Input data:
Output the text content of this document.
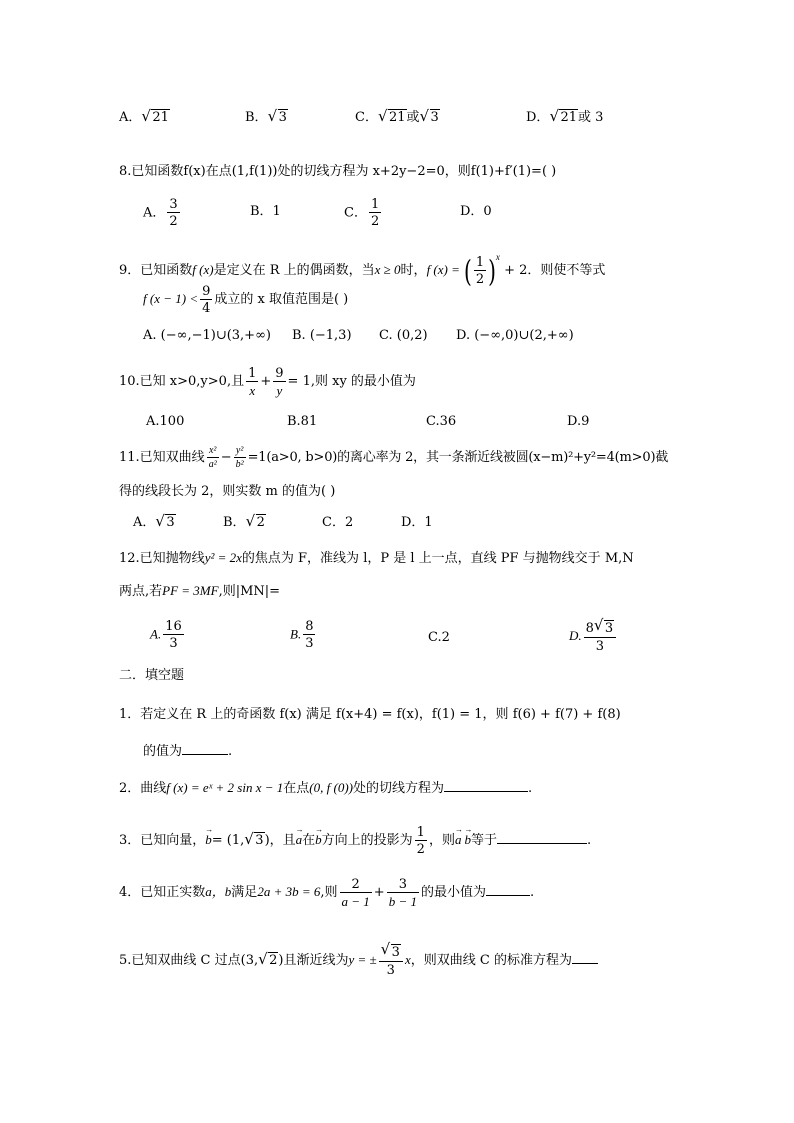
A． √ 21	B． √ 3	C． √ 21或 √ 3	D． √ 21或 3
8.已知函数f(x)在点(1,f(1))处的切线方程为 x+2y−2=0，则f(1)+f′(1)=( )
A． $\frac{3}{2}$	B．1	C． $\frac{1}{2}$	D．0
9．已知函数f (x)是定义在 R 上的偶函数，当x ≥ 0时，f (x) = ( $\frac{1}{2} )^x + 2$．则使不等式
f $(x - 1) < \frac{9}{4}$ 成立的 x 取值范围是( )
A. (−∞,−1)∪(3,+∞) B. (−1,3) C. (0,2) D. (−∞,0)∪(2,+∞)
10.已知 x>0,y>0,且 $\frac{1}{x} + \frac{9}{y} = 1$,则 xy 的最小值为
A.100	B.81	C.36	D.9
11.已知双曲线 $\frac{\text{x²}}{\text{a²}} - \frac{\text{y²}}{\text{b²}} =1(a>0$, b>0)的离心率为 2，其一条渐近线被圆(x−m)²+y²=4(m>0)截
得的线段长为 2，则实数 m 的值为( )
A． √ 3	B． √ 2	C．2	D．1
12.已知抛物线y² = 2x的焦点为 F，准线为 l，P 是 l 上一点，直线 PF 与抛物线交于 M,N
两点,若PF = 3MF,则|MN|=
A. $\frac{16}{3}$	B. $\frac{8}{3}$	C.2	D. $\frac{8 √ 3}{3}$
二．填空题
1．若定义在 R 上的奇函数 f(x) 满足 f(x+4) = f(x)，f(1) = 1，则 f(6) + f(7) + f(8)
的值为	.
2．曲线f (x) = eˣ + 2 sin x − 1在点(0, f (0))处的切线方程为	.
3．已知向量，→ b= (1, √ 3)，且→ a在→ b方向上的投影为 $\frac{1}{2}$ ，则→ a → b等于	.
4．已知正实数a，b满足2a + 3b = 6,则 $\frac{2}{a - 1} + \frac{3}{b - 1}$ 的最小值为	.
5.已知双曲线 C 过点(3, √ 2)且渐近线为y = ± √ $\frac{3}{3}$ x，则双曲线 C 的标准方程为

What is expected: All the records above need to be given again word for word. Skip the pictures.

Exercise response:
Output the text content of this document.
A． √ 21	B． √ 3	C． √ 21或 √ 3	D． √ 21或 3
8.已知函数f(x)在点(1,f(1))处的切线方程为 x+2y−2=0，则f(1)+f′(1)=( )
A． $\frac{3}{2}$	B．1	C． $\frac{1}{2}$	D．0
9．已知函数f (x)是定义在 R 上的偶函数，当x ≥ 0时，f (x) = ( $\frac{1}{2} )^x + 2$．则使不等式
f $(x - 1) < \frac{9}{4}$ 成立的 x 取值范围是( )
A. (−∞,−1)∪(3,+∞) B. (−1,3) C. (0,2) D. (−∞,0)∪(2,+∞)
10.已知 x>0,y>0,且 $\frac{1}{x} + \frac{9}{y} = 1$,则 xy 的最小值为
A.100	B.81	C.36	D.9
11.已知双曲线 $\frac{\text{x²}}{\text{a²}} - \frac{\text{y²}}{\text{b²}} =1(a>0$, b>0)的离心率为 2，其一条渐近线被圆(x−m)²+y²=4(m>0)截
得的线段长为 2，则实数 m 的值为( )
A． √ 3	B． √ 2	C．2	D．1
12.已知抛物线y² = 2x的焦点为 F，准线为 l，P 是 l 上一点，直线 PF 与抛物线交于 M,N
两点,若PF = 3MF,则|MN|=
A. $\frac{16}{3}$	B. $\frac{8}{3}$	C.2	D. $\frac{8 √ 3}{3}$
二．填空题
1．若定义在 R 上的奇函数 f(x) 满足 f(x+4) = f(x)，f(1) = 1，则 f(6) + f(7) + f(8)
的值为	.
2．曲线f (x) = eˣ + 2 sin x − 1在点(0, f (0))处的切线方程为	.
3．已知向量，→ b= (1, √ 3)，且→ a在→ b方向上的投影为 $\frac{1}{2}$ ，则→ a → b等于	.
4．已知正实数a，b满足2a + 3b = 6,则 $\frac{2}{a - 1} + \frac{3}{b - 1}$ 的最小值为	.
5.已知双曲线 C 过点(3, √ 2)且渐近线为y = ± √ $\frac{3}{3}$ x，则双曲线 C 的标准方程为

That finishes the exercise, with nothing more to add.